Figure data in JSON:
------------------------

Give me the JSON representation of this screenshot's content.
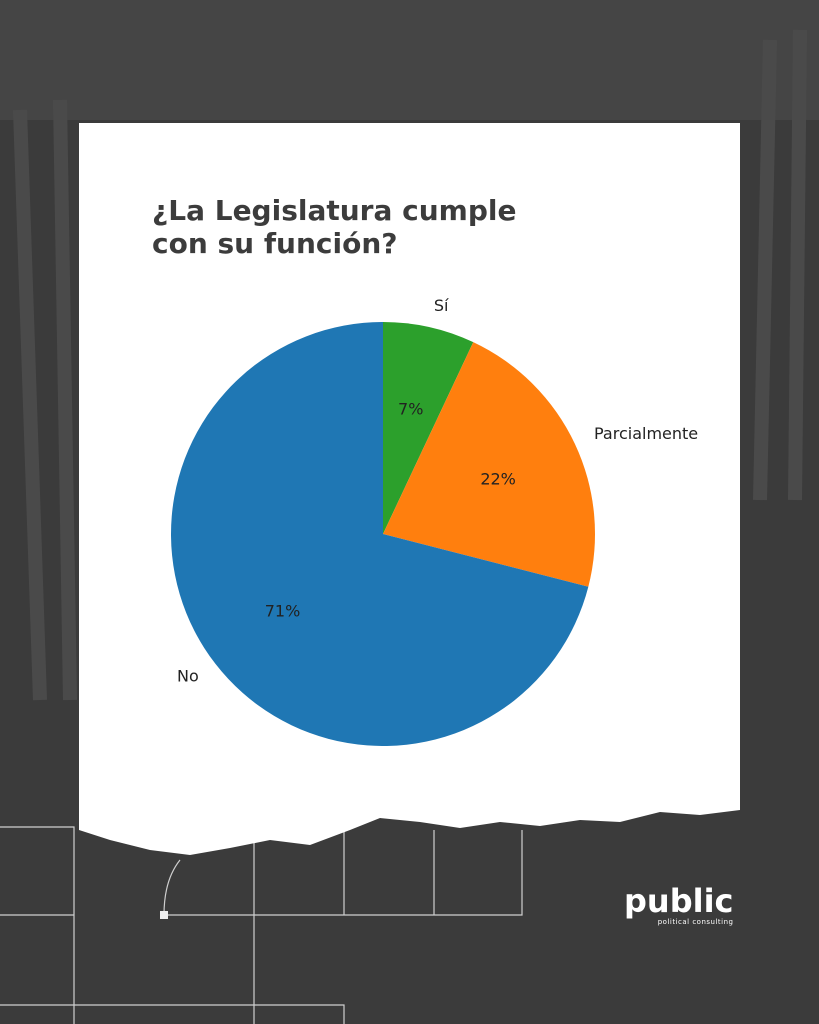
{
  "chart_data": {
    "type": "pie",
    "title": "¿La Legislatura cumple con su función?",
    "categories": [
      "Sí",
      "Parcialmente",
      "No"
    ],
    "values": [
      7,
      22,
      71
    ],
    "value_labels": [
      "7%",
      "22%",
      "71%"
    ],
    "colors": [
      "#2ca02c",
      "#ff7f0e",
      "#1f77b4"
    ],
    "start_angle": 90,
    "clockwise": true
  },
  "branding": {
    "name": "public",
    "tagline": "political consulting"
  }
}
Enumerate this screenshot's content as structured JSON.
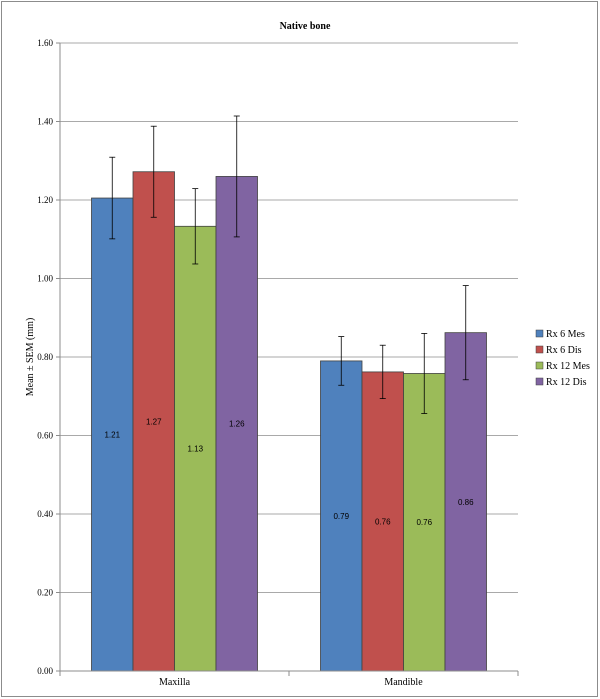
{
  "chart_data": {
    "type": "bar",
    "title": "Native bone",
    "ylabel": "Mean ± SEM (mm)",
    "xlabel": "",
    "ylim": [
      0,
      1.6
    ],
    "ytick_step": 0.2,
    "ytick_labels": [
      "0.00",
      "0.20",
      "0.40",
      "0.60",
      "0.80",
      "1.00",
      "1.20",
      "1.40",
      "1.60"
    ],
    "grid": true,
    "legend_position": "right",
    "categories": [
      "Maxilla",
      "Mandible"
    ],
    "series": [
      {
        "name": "Rx 6 Mes",
        "color": "#4f81bd",
        "values": [
          1.205,
          0.79
        ],
        "labels": [
          "1.21",
          "0.79"
        ],
        "errors": [
          0.104,
          0.062
        ]
      },
      {
        "name": "Rx 6 Dis",
        "color": "#c0504d",
        "values": [
          1.272,
          0.762
        ],
        "labels": [
          "1.27",
          "0.76"
        ],
        "errors": [
          0.116,
          0.068
        ]
      },
      {
        "name": "Rx 12 Mes",
        "color": "#9bbb59",
        "values": [
          1.133,
          0.758
        ],
        "labels": [
          "1.13",
          "0.76"
        ],
        "errors": [
          0.096,
          0.102
        ]
      },
      {
        "name": "Rx 12 Dis",
        "color": "#8064a2",
        "values": [
          1.26,
          0.862
        ],
        "labels": [
          "1.26",
          "0.86"
        ],
        "errors": [
          0.154,
          0.12
        ]
      }
    ]
  }
}
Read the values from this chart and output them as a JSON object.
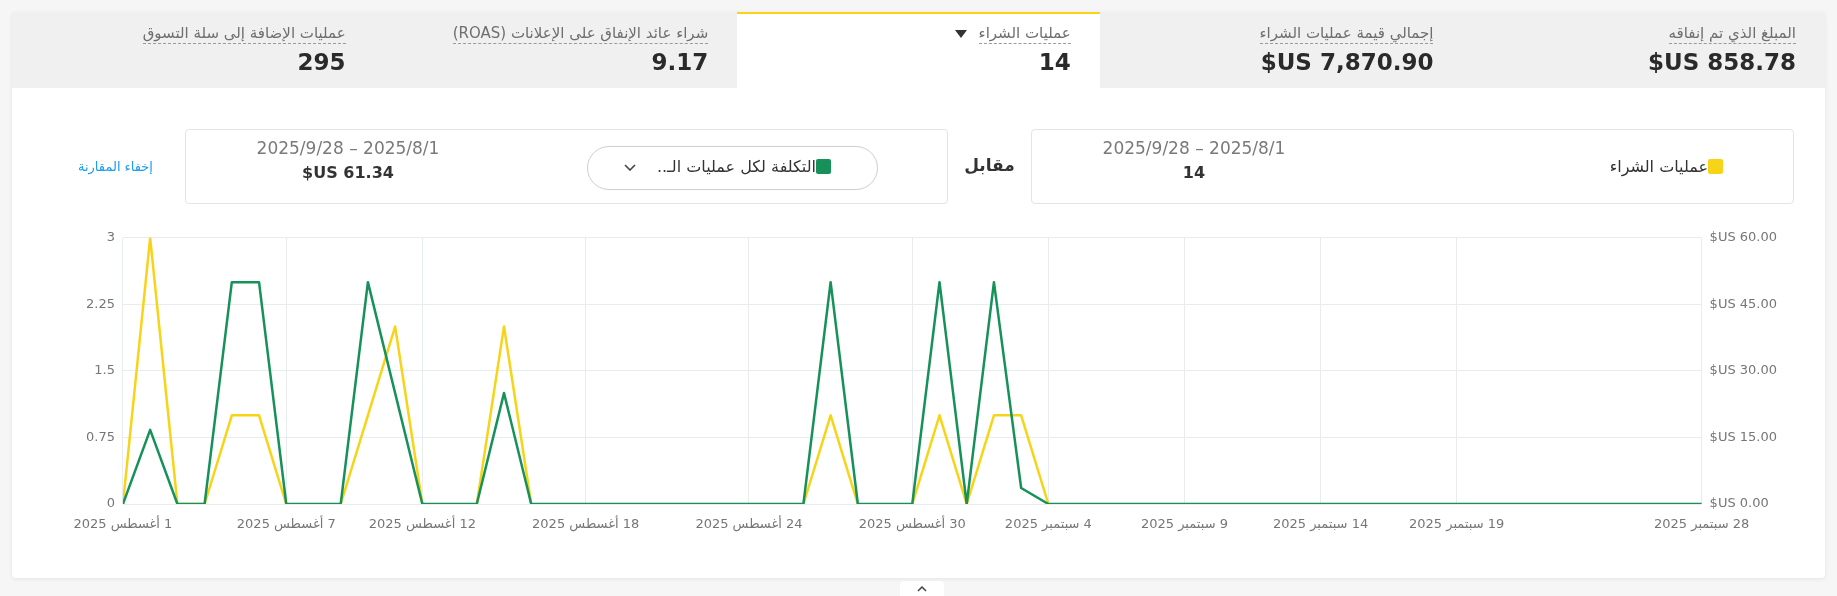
{
  "chart_data": [
    {
      "type": "other",
      "annotations": [
        "المبلغ الذي تم إنفاقه",
        "858.78 US$",
        "إجمالي قيمة عمليات الشراء",
        "7,870.90 US$",
        "عمليات الشراء",
        "14",
        "شراء عائد الإنفاق على الإعلانات (ROAS)",
        "9.17",
        "عمليات الإضافة إلى سلة التسوق",
        "295"
      ]
    },
    {
      "type": "line",
      "x": [
        "2025-08-01",
        "2025-08-02",
        "2025-08-03",
        "2025-08-04",
        "2025-08-05",
        "2025-08-06",
        "2025-08-07",
        "2025-08-08",
        "2025-08-09",
        "2025-08-10",
        "2025-08-11",
        "2025-08-12",
        "2025-08-13",
        "2025-08-14",
        "2025-08-15",
        "2025-08-16",
        "2025-08-17",
        "2025-08-18",
        "2025-08-19",
        "2025-08-20",
        "2025-08-21",
        "2025-08-22",
        "2025-08-23",
        "2025-08-24",
        "2025-08-25",
        "2025-08-26",
        "2025-08-27",
        "2025-08-28",
        "2025-08-29",
        "2025-08-30",
        "2025-08-31",
        "2025-09-01",
        "2025-09-02",
        "2025-09-03",
        "2025-09-04",
        "2025-09-05",
        "2025-09-06",
        "2025-09-07",
        "2025-09-08",
        "2025-09-09",
        "2025-09-10",
        "2025-09-11",
        "2025-09-12",
        "2025-09-13",
        "2025-09-14",
        "2025-09-15",
        "2025-09-16",
        "2025-09-17",
        "2025-09-18",
        "2025-09-19",
        "2025-09-20",
        "2025-09-21",
        "2025-09-22",
        "2025-09-23",
        "2025-09-24",
        "2025-09-25",
        "2025-09-26",
        "2025-09-27",
        "2025-09-28"
      ],
      "series": [
        {
          "name": "عمليات الشراء",
          "color": "#f7d417",
          "values": [
            0,
            3,
            0,
            0,
            1,
            1,
            0,
            null,
            0,
            1,
            2,
            0,
            null,
            0,
            2,
            0,
            null,
            null,
            null,
            null,
            null,
            null,
            null,
            null,
            null,
            0,
            1,
            0,
            null,
            0,
            1,
            0,
            1,
            1,
            0,
            null,
            null,
            null,
            null,
            null,
            null,
            null,
            null,
            null,
            null,
            null,
            null,
            null,
            null,
            null,
            null,
            null,
            null,
            null,
            null,
            null,
            null,
            null,
            null
          ]
        },
        {
          "name": "التكلفة لكل عمليات الـ..",
          "color": "#16915a",
          "axis": "y2",
          "values": [
            0,
            16.7,
            0,
            0,
            50,
            50,
            0,
            0,
            0,
            50,
            25,
            0,
            0,
            0,
            25,
            0,
            0,
            0,
            0,
            0,
            0,
            0,
            0,
            0,
            0,
            0,
            50,
            0,
            0,
            0,
            50,
            0,
            50,
            3.6,
            0,
            0,
            0,
            0,
            0,
            0,
            0,
            0,
            0,
            0,
            0,
            0,
            0,
            0,
            0,
            0,
            0,
            0,
            0,
            0,
            0,
            0,
            0,
            0,
            0
          ]
        }
      ],
      "xlim": [
        "2025-08-01",
        "2025-09-28"
      ],
      "xticks": [
        {
          "value": "2025-08-01",
          "label": "1 أغسطس 2025"
        },
        {
          "value": "2025-08-07",
          "label": "7 أغسطس 2025"
        },
        {
          "value": "2025-08-12",
          "label": "12 أغسطس 2025"
        },
        {
          "value": "2025-08-18",
          "label": "18 أغسطس 2025"
        },
        {
          "value": "2025-08-24",
          "label": "24 أغسطس 2025"
        },
        {
          "value": "2025-08-30",
          "label": "30 أغسطس 2025"
        },
        {
          "value": "2025-09-04",
          "label": "4 سبتمبر 2025"
        },
        {
          "value": "2025-09-09",
          "label": "9 سبتمبر 2025"
        },
        {
          "value": "2025-09-14",
          "label": "14 سبتمبر 2025"
        },
        {
          "value": "2025-09-19",
          "label": "19 سبتمبر 2025"
        },
        {
          "value": "2025-09-28",
          "label": "28 سبتمبر 2025"
        }
      ],
      "ylim": [
        0,
        3
      ],
      "yticks": [
        0,
        0.75,
        1.5,
        2.25,
        3
      ],
      "y2lim": [
        0,
        60
      ],
      "y2ticks": [
        {
          "value": 0,
          "label": "0.00 US$"
        },
        {
          "value": 15,
          "label": "15.00 US$"
        },
        {
          "value": 30,
          "label": "30.00 US$"
        },
        {
          "value": 45,
          "label": "45.00 US$"
        },
        {
          "value": 60,
          "label": "60.00 US$"
        }
      ],
      "annotations": [
        "2025/8/1 – 2025/9/28",
        "14",
        "مقابل",
        "2025/8/1 – 2025/9/28",
        "61.34 US$",
        "إخفاء المقارنة"
      ],
      "legend": "top",
      "grid": true
    }
  ]
}
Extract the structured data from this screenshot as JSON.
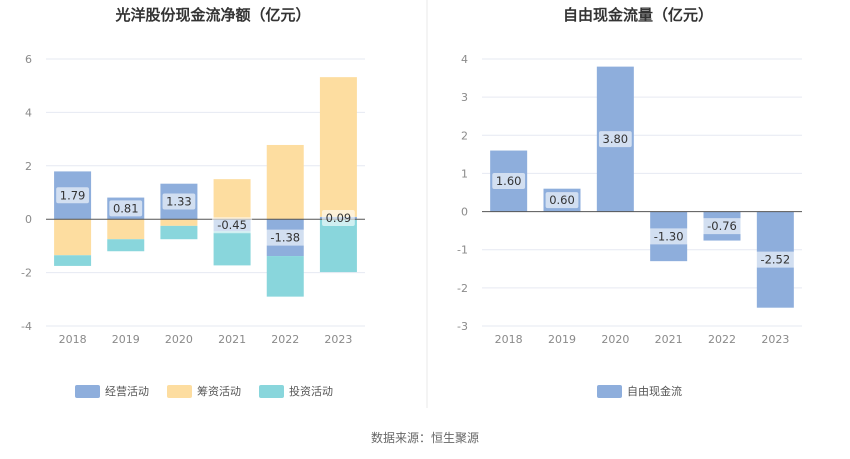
{
  "source_label": "数据来源：恒生聚源",
  "chart_data": [
    {
      "type": "bar",
      "stacked": true,
      "title": "光洋股份现金流净额（亿元）",
      "categories": [
        "2018",
        "2019",
        "2020",
        "2021",
        "2022",
        "2023"
      ],
      "ylim": [
        -4,
        6
      ],
      "yticks": [
        -4,
        -2,
        0,
        2,
        4,
        6
      ],
      "grid": true,
      "legend_placement": "bottom",
      "series": [
        {
          "name": "经营活动",
          "color": "#8eaedc",
          "values": [
            1.79,
            0.81,
            1.33,
            -0.45,
            -1.38,
            0.09
          ],
          "labels": [
            "1.79",
            "0.81",
            "1.33",
            "-0.45",
            "-1.38",
            "0.09"
          ]
        },
        {
          "name": "筹资活动",
          "color": "#fddda0",
          "values": [
            -1.35,
            -0.75,
            -0.25,
            1.5,
            2.78,
            5.23
          ]
        },
        {
          "name": "投资活动",
          "color": "#89d6dc",
          "values": [
            -0.4,
            -0.45,
            -0.5,
            -1.28,
            -1.52,
            -1.98
          ]
        }
      ]
    },
    {
      "type": "bar",
      "title": "自由现金流量（亿元）",
      "categories": [
        "2018",
        "2019",
        "2020",
        "2021",
        "2022",
        "2023"
      ],
      "ylim": [
        -3,
        4
      ],
      "yticks": [
        -3,
        -2,
        -1,
        0,
        1,
        2,
        3,
        4
      ],
      "grid": true,
      "legend_placement": "bottom",
      "series": [
        {
          "name": "自由现金流",
          "color": "#8eaedc",
          "values": [
            1.6,
            0.6,
            3.8,
            -1.3,
            -0.76,
            -2.52
          ],
          "labels": [
            "1.60",
            "0.60",
            "3.80",
            "-1.30",
            "-0.76",
            "-2.52"
          ]
        }
      ]
    }
  ]
}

------------------------

PROBLEM → Count how many lines above carry the word "grid". Only the number is required.

EXERCISE RESULT → 4